--- DATA PROVIDED ---
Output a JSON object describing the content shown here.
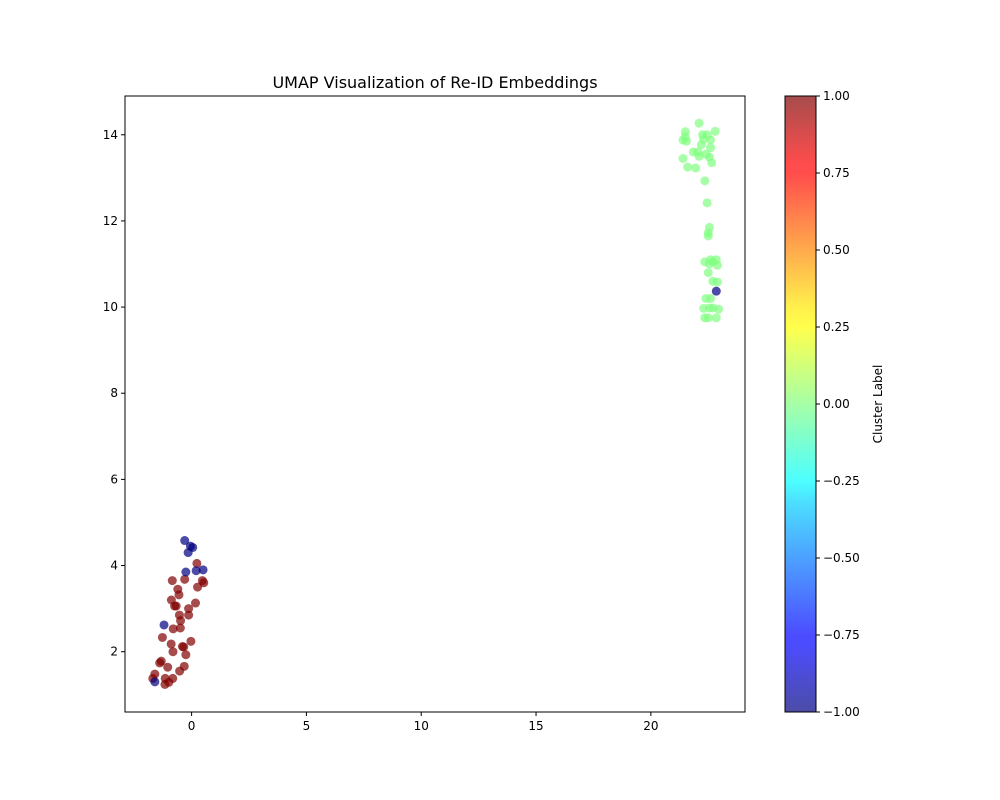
{
  "chart_data": {
    "type": "scatter",
    "title": "UMAP Visualization of Re-ID Embeddings",
    "xlabel": "",
    "ylabel": "",
    "xlim": [
      -2.9,
      24.1
    ],
    "ylim": [
      0.6,
      14.9
    ],
    "xticks": [
      "0",
      "5",
      "10",
      "15",
      "20"
    ],
    "yticks": [
      "2",
      "4",
      "6",
      "8",
      "10",
      "12",
      "14"
    ],
    "colorbar": {
      "label": "Cluster Label",
      "range": [
        -1.0,
        1.0
      ],
      "ticks": [
        "−1.00",
        "−0.75",
        "−0.50",
        "−0.25",
        "0.00",
        "0.25",
        "0.50",
        "0.75",
        "1.00"
      ],
      "colormap": "jet"
    },
    "series": [
      {
        "cluster": 1,
        "color": "#800000",
        "points": [
          [
            0.23,
            4.05
          ],
          [
            0.47,
            3.65
          ],
          [
            0.53,
            3.6
          ],
          [
            0.26,
            3.5
          ],
          [
            -0.3,
            3.68
          ],
          [
            -0.84,
            3.65
          ],
          [
            -0.6,
            3.45
          ],
          [
            -0.55,
            3.32
          ],
          [
            -0.74,
            3.06
          ],
          [
            -0.67,
            3.06
          ],
          [
            -0.88,
            3.2
          ],
          [
            0.17,
            3.13
          ],
          [
            -0.13,
            3.0
          ],
          [
            -0.13,
            2.85
          ],
          [
            -0.53,
            2.85
          ],
          [
            -0.48,
            2.72
          ],
          [
            -0.49,
            2.55
          ],
          [
            -0.8,
            2.53
          ],
          [
            -1.27,
            2.33
          ],
          [
            -0.89,
            2.18
          ],
          [
            -0.03,
            2.24
          ],
          [
            -0.4,
            2.12
          ],
          [
            -0.34,
            2.11
          ],
          [
            -0.81,
            2.0
          ],
          [
            -0.25,
            1.93
          ],
          [
            -1.32,
            1.78
          ],
          [
            -1.39,
            1.74
          ],
          [
            -0.32,
            1.66
          ],
          [
            -1.04,
            1.64
          ],
          [
            -0.52,
            1.55
          ],
          [
            -1.6,
            1.48
          ],
          [
            -1.69,
            1.38
          ],
          [
            -0.82,
            1.38
          ],
          [
            -1.15,
            1.38
          ],
          [
            -0.99,
            1.29
          ],
          [
            -1.16,
            1.24
          ]
        ]
      },
      {
        "cluster": 0,
        "color": "#80ff80",
        "points": [
          [
            22.1,
            14.27
          ],
          [
            21.5,
            14.07
          ],
          [
            21.5,
            13.95
          ],
          [
            22.25,
            14.0
          ],
          [
            22.45,
            14.0
          ],
          [
            22.8,
            14.08
          ],
          [
            21.4,
            13.88
          ],
          [
            21.55,
            13.85
          ],
          [
            22.3,
            13.9
          ],
          [
            22.6,
            13.88
          ],
          [
            22.2,
            13.77
          ],
          [
            22.6,
            13.7
          ],
          [
            21.85,
            13.6
          ],
          [
            22.05,
            13.6
          ],
          [
            22.1,
            13.5
          ],
          [
            22.4,
            13.55
          ],
          [
            22.55,
            13.48
          ],
          [
            21.4,
            13.45
          ],
          [
            22.65,
            13.35
          ],
          [
            21.6,
            13.25
          ],
          [
            21.95,
            13.23
          ],
          [
            22.35,
            12.93
          ],
          [
            22.45,
            12.42
          ],
          [
            22.55,
            11.85
          ],
          [
            22.5,
            11.72
          ],
          [
            22.5,
            11.65
          ],
          [
            22.35,
            11.05
          ],
          [
            22.6,
            11.1
          ],
          [
            22.7,
            11.05
          ],
          [
            22.85,
            11.1
          ],
          [
            22.55,
            11.0
          ],
          [
            22.9,
            10.97
          ],
          [
            22.5,
            10.8
          ],
          [
            22.7,
            10.6
          ],
          [
            22.9,
            10.58
          ],
          [
            22.4,
            10.2
          ],
          [
            22.6,
            10.2
          ],
          [
            22.3,
            9.97
          ],
          [
            22.55,
            9.98
          ],
          [
            22.7,
            9.98
          ],
          [
            22.95,
            9.95
          ],
          [
            22.35,
            9.75
          ],
          [
            22.5,
            9.75
          ],
          [
            22.85,
            9.75
          ]
        ]
      },
      {
        "cluster": -1,
        "color": "#000080",
        "points": [
          [
            -0.3,
            4.58
          ],
          [
            -0.05,
            4.45
          ],
          [
            0.05,
            4.42
          ],
          [
            -0.15,
            4.3
          ],
          [
            0.5,
            3.9
          ],
          [
            0.2,
            3.88
          ],
          [
            -0.25,
            3.85
          ],
          [
            -1.2,
            2.62
          ],
          [
            -1.6,
            1.3
          ],
          [
            22.85,
            10.37
          ]
        ]
      }
    ]
  }
}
---
• AIM OF THE TASK: Transcribe the complete set of entries verbatim. No pictures belong in the copy.

• COMPLETE RESPONSE:
Output a JSON object describing the content shown here.
{
  "chart_data": {
    "type": "scatter",
    "title": "UMAP Visualization of Re-ID Embeddings",
    "xlabel": "",
    "ylabel": "",
    "xlim": [
      -2.9,
      24.1
    ],
    "ylim": [
      0.6,
      14.9
    ],
    "xticks": [
      "0",
      "5",
      "10",
      "15",
      "20"
    ],
    "yticks": [
      "2",
      "4",
      "6",
      "8",
      "10",
      "12",
      "14"
    ],
    "colorbar": {
      "label": "Cluster Label",
      "range": [
        -1.0,
        1.0
      ],
      "ticks": [
        "−1.00",
        "−0.75",
        "−0.50",
        "−0.25",
        "0.00",
        "0.25",
        "0.50",
        "0.75",
        "1.00"
      ],
      "colormap": "jet"
    },
    "series": [
      {
        "cluster": 1,
        "color": "#800000",
        "points": [
          [
            0.23,
            4.05
          ],
          [
            0.47,
            3.65
          ],
          [
            0.53,
            3.6
          ],
          [
            0.26,
            3.5
          ],
          [
            -0.3,
            3.68
          ],
          [
            -0.84,
            3.65
          ],
          [
            -0.6,
            3.45
          ],
          [
            -0.55,
            3.32
          ],
          [
            -0.74,
            3.06
          ],
          [
            -0.67,
            3.06
          ],
          [
            -0.88,
            3.2
          ],
          [
            0.17,
            3.13
          ],
          [
            -0.13,
            3.0
          ],
          [
            -0.13,
            2.85
          ],
          [
            -0.53,
            2.85
          ],
          [
            -0.48,
            2.72
          ],
          [
            -0.49,
            2.55
          ],
          [
            -0.8,
            2.53
          ],
          [
            -1.27,
            2.33
          ],
          [
            -0.89,
            2.18
          ],
          [
            -0.03,
            2.24
          ],
          [
            -0.4,
            2.12
          ],
          [
            -0.34,
            2.11
          ],
          [
            -0.81,
            2.0
          ],
          [
            -0.25,
            1.93
          ],
          [
            -1.32,
            1.78
          ],
          [
            -1.39,
            1.74
          ],
          [
            -0.32,
            1.66
          ],
          [
            -1.04,
            1.64
          ],
          [
            -0.52,
            1.55
          ],
          [
            -1.6,
            1.48
          ],
          [
            -1.69,
            1.38
          ],
          [
            -0.82,
            1.38
          ],
          [
            -1.15,
            1.38
          ],
          [
            -0.99,
            1.29
          ],
          [
            -1.16,
            1.24
          ]
        ]
      },
      {
        "cluster": 0,
        "color": "#80ff80",
        "points": [
          [
            22.1,
            14.27
          ],
          [
            21.5,
            14.07
          ],
          [
            21.5,
            13.95
          ],
          [
            22.25,
            14.0
          ],
          [
            22.45,
            14.0
          ],
          [
            22.8,
            14.08
          ],
          [
            21.4,
            13.88
          ],
          [
            21.55,
            13.85
          ],
          [
            22.3,
            13.9
          ],
          [
            22.6,
            13.88
          ],
          [
            22.2,
            13.77
          ],
          [
            22.6,
            13.7
          ],
          [
            21.85,
            13.6
          ],
          [
            22.05,
            13.6
          ],
          [
            22.1,
            13.5
          ],
          [
            22.4,
            13.55
          ],
          [
            22.55,
            13.48
          ],
          [
            21.4,
            13.45
          ],
          [
            22.65,
            13.35
          ],
          [
            21.6,
            13.25
          ],
          [
            21.95,
            13.23
          ],
          [
            22.35,
            12.93
          ],
          [
            22.45,
            12.42
          ],
          [
            22.55,
            11.85
          ],
          [
            22.5,
            11.72
          ],
          [
            22.5,
            11.65
          ],
          [
            22.35,
            11.05
          ],
          [
            22.6,
            11.1
          ],
          [
            22.7,
            11.05
          ],
          [
            22.85,
            11.1
          ],
          [
            22.55,
            11.0
          ],
          [
            22.9,
            10.97
          ],
          [
            22.5,
            10.8
          ],
          [
            22.7,
            10.6
          ],
          [
            22.9,
            10.58
          ],
          [
            22.4,
            10.2
          ],
          [
            22.6,
            10.2
          ],
          [
            22.3,
            9.97
          ],
          [
            22.55,
            9.98
          ],
          [
            22.7,
            9.98
          ],
          [
            22.95,
            9.95
          ],
          [
            22.35,
            9.75
          ],
          [
            22.5,
            9.75
          ],
          [
            22.85,
            9.75
          ]
        ]
      },
      {
        "cluster": -1,
        "color": "#000080",
        "points": [
          [
            -0.3,
            4.58
          ],
          [
            -0.05,
            4.45
          ],
          [
            0.05,
            4.42
          ],
          [
            -0.15,
            4.3
          ],
          [
            0.5,
            3.9
          ],
          [
            0.2,
            3.88
          ],
          [
            -0.25,
            3.85
          ],
          [
            -1.2,
            2.62
          ],
          [
            -1.6,
            1.3
          ],
          [
            22.85,
            10.37
          ]
        ]
      }
    ]
  }
}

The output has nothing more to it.